### [WHAT IS EXPECTED]
Repeat every line of the listing below exactly, minus the pictures.

Dataset records
-*-*-

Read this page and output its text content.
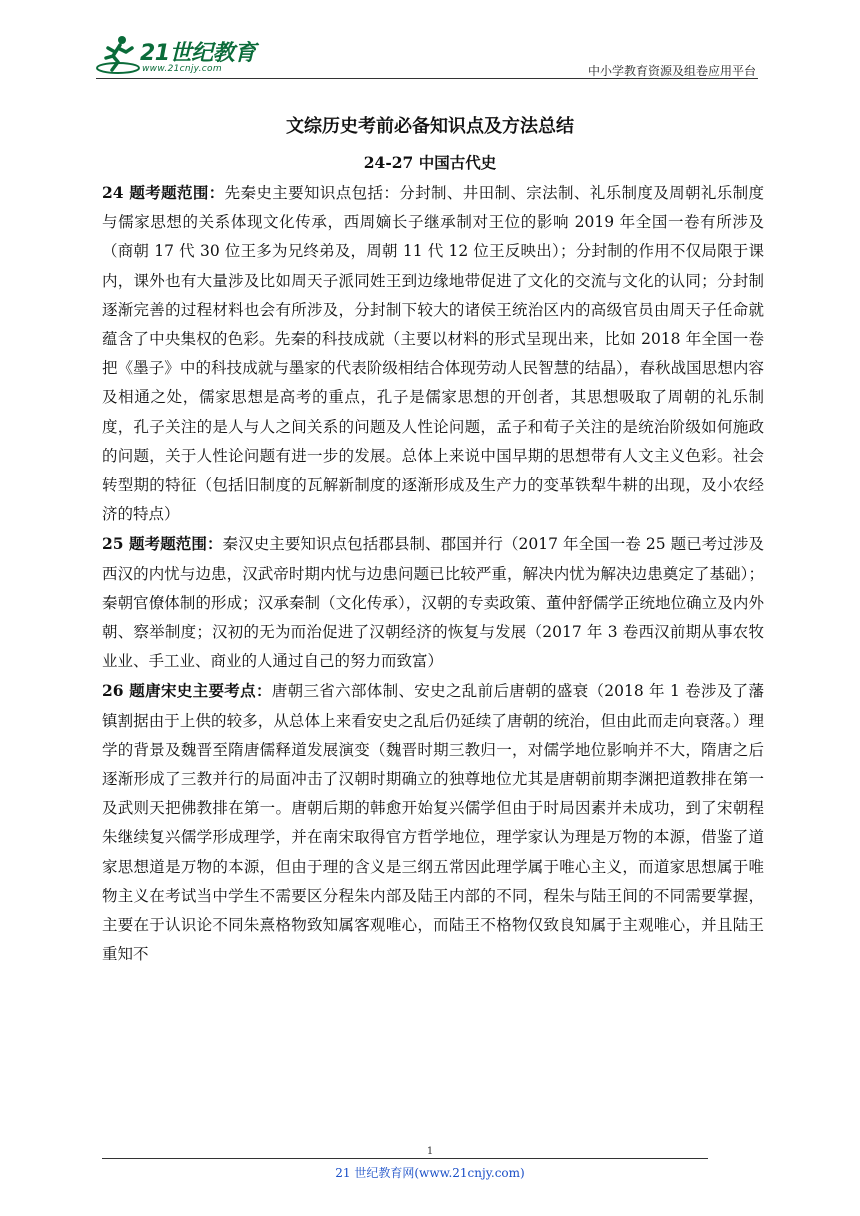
21世纪教育
www.21cnjy.com	中小学教育资源及组卷应用平台
文综历史考前必备知识点及方法总结
24-27 中国古代史

24 题考题范围：先秦史主要知识点包括：分封制、井田制、宗法制、礼乐制度及周朝礼乐制度与儒家思想的关系体现文化传承，西周嫡长子继承制对王位的影响 2019 年全国一卷有所涉及（商朝 17 代 30 位王多为兄终弟及，周朝 11 代 12 位王反映出）；分封制的作用不仅局限于课内，课外也有大量涉及比如周天子派同姓王到边缘地带促进了文化的交流与文化的认同；分封制逐渐完善的过程材料也会有所涉及，分封制下较大的诸侯王统治区内的高级官员由周天子任命就蕴含了中央集权的色彩。先秦的科技成就（主要以材料的形式呈现出来，比如 2018 年全国一卷把《墨子》中的科技成就与墨家的代表阶级相结合体现劳动人民智慧的结晶），春秋战国思想内容及相通之处，儒家思想是高考的重点，孔子是儒家思想的开创者，其思想吸取了周朝的礼乐制度，孔子关注的是人与人之间关系的问题及人性论问题，孟子和荀子关注的是统治阶级如何施政的问题，关于人性论问题有进一步的发展。总体上来说中国早期的思想带有人文主义色彩。社会转型期的特征（包括旧制度的瓦解新制度的逐渐形成及生产力的变革铁犁牛耕的出现，及小农经济的特点）

25 题考题范围：秦汉史主要知识点包括郡县制、郡国并行（2017 年全国一卷 25 题已考过涉及西汉的内忧与边患，汉武帝时期内忧与边患问题已比较严重，解决内忧为解决边患奠定了基础）；秦朝官僚体制的形成；汉承秦制（文化传承），汉朝的专卖政策、董仲舒儒学正统地位确立及内外朝、察举制度；汉初的无为而治促进了汉朝经济的恢复与发展（2017 年 3 卷西汉前期从事农牧业业、手工业、商业的人通过自己的努力而致富）

26 题唐宋史主要考点：唐朝三省六部体制、安史之乱前后唐朝的盛衰（2018 年 1 卷涉及了藩镇割据由于上供的较多，从总体上来看安史之乱后仍延续了唐朝的统治，但由此而走向衰落。）理学的背景及魏晋至隋唐儒释道发展演变（魏晋时期三教归一，对儒学地位影响并不大，隋唐之后逐渐形成了三教并行的局面冲击了汉朝时期确立的独尊地位尤其是唐朝前期李渊把道教排在第一及武则天把佛教排在第一。唐朝后期的韩愈开始复兴儒学但由于时局因素并未成功，到了宋朝程朱继续复兴儒学形成理学，并在南宋取得官方哲学地位，理学家认为理是万物的本源，借鉴了道家思想道是万物的本源，但由于理的含义是三纲五常因此理学属于唯心主义，而道家思想属于唯物主义在考试当中学生不需要区分程朱内部及陆王内部的不同，程朱与陆王间的不同需要掌握，主要在于认识论不同朱熹格物致知属客观唯心，而陆王不格物仅致良知属于主观唯心，并且陆王重知不

1
21 世纪教育网(www.21cnjy.com)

-*-*-

### [ANSWER TO THE EXERCISE]
Read this page and output its text content.
21世纪教育
www.21cnjy.com	中小学教育资源及组卷应用平台
文综历史考前必备知识点及方法总结
24-27 中国古代史

24 题考题范围：先秦史主要知识点包括：分封制、井田制、宗法制、礼乐制度及周朝礼乐制度与儒家思想的关系体现文化传承，西周嫡长子继承制对王位的影响 2019 年全国一卷有所涉及（商朝 17 代 30 位王多为兄终弟及，周朝 11 代 12 位王反映出）；分封制的作用不仅局限于课内，课外也有大量涉及比如周天子派同姓王到边缘地带促进了文化的交流与文化的认同；分封制逐渐完善的过程材料也会有所涉及，分封制下较大的诸侯王统治区内的高级官员由周天子任命就蕴含了中央集权的色彩。先秦的科技成就（主要以材料的形式呈现出来，比如 2018 年全国一卷把《墨子》中的科技成就与墨家的代表阶级相结合体现劳动人民智慧的结晶），春秋战国思想内容及相通之处，儒家思想是高考的重点，孔子是儒家思想的开创者，其思想吸取了周朝的礼乐制度，孔子关注的是人与人之间关系的问题及人性论问题，孟子和荀子关注的是统治阶级如何施政的问题，关于人性论问题有进一步的发展。总体上来说中国早期的思想带有人文主义色彩。社会转型期的特征（包括旧制度的瓦解新制度的逐渐形成及生产力的变革铁犁牛耕的出现，及小农经济的特点）

25 题考题范围：秦汉史主要知识点包括郡县制、郡国并行（2017 年全国一卷 25 题已考过涉及西汉的内忧与边患，汉武帝时期内忧与边患问题已比较严重，解决内忧为解决边患奠定了基础）；秦朝官僚体制的形成；汉承秦制（文化传承），汉朝的专卖政策、董仲舒儒学正统地位确立及内外朝、察举制度；汉初的无为而治促进了汉朝经济的恢复与发展（2017 年 3 卷西汉前期从事农牧业业、手工业、商业的人通过自己的努力而致富）

26 题唐宋史主要考点：唐朝三省六部体制、安史之乱前后唐朝的盛衰（2018 年 1 卷涉及了藩镇割据由于上供的较多，从总体上来看安史之乱后仍延续了唐朝的统治，但由此而走向衰落。）理学的背景及魏晋至隋唐儒释道发展演变（魏晋时期三教归一，对儒学地位影响并不大，隋唐之后逐渐形成了三教并行的局面冲击了汉朝时期确立的独尊地位尤其是唐朝前期李渊把道教排在第一及武则天把佛教排在第一。唐朝后期的韩愈开始复兴儒学但由于时局因素并未成功，到了宋朝程朱继续复兴儒学形成理学，并在南宋取得官方哲学地位，理学家认为理是万物的本源，借鉴了道家思想道是万物的本源，但由于理的含义是三纲五常因此理学属于唯心主义，而道家思想属于唯物主义在考试当中学生不需要区分程朱内部及陆王内部的不同，程朱与陆王间的不同需要掌握，主要在于认识论不同朱熹格物致知属客观唯心，而陆王不格物仅致良知属于主观唯心，并且陆王重知不

1
21 世纪教育网(www.21cnjy.com)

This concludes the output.